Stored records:
------------------------------

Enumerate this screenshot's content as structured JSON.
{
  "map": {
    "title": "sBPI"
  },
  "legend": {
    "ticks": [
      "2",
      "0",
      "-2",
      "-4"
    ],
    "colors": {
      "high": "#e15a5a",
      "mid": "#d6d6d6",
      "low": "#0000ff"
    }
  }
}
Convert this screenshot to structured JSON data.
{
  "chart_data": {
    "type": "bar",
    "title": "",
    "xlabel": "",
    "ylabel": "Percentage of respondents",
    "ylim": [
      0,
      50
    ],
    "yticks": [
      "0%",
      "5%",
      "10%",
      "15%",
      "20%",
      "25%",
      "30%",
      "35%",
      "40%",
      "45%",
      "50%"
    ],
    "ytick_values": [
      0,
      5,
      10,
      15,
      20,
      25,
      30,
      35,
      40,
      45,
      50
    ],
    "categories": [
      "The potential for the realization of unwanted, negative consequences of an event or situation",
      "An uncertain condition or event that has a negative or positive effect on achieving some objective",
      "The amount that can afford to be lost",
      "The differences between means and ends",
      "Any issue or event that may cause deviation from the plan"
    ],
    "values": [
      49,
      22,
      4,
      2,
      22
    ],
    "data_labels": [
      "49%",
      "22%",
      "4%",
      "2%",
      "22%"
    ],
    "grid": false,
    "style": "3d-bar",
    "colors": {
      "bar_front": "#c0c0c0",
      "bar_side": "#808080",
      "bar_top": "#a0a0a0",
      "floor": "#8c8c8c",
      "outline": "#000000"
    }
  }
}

------------------------------

### Problem statement
Scan the listing above and identify each line holding the string "screenshot"; copy every such line.

### Problem solution
Enumerate this screenshot's content as structured JSON.
Convert this screenshot to structured JSON data.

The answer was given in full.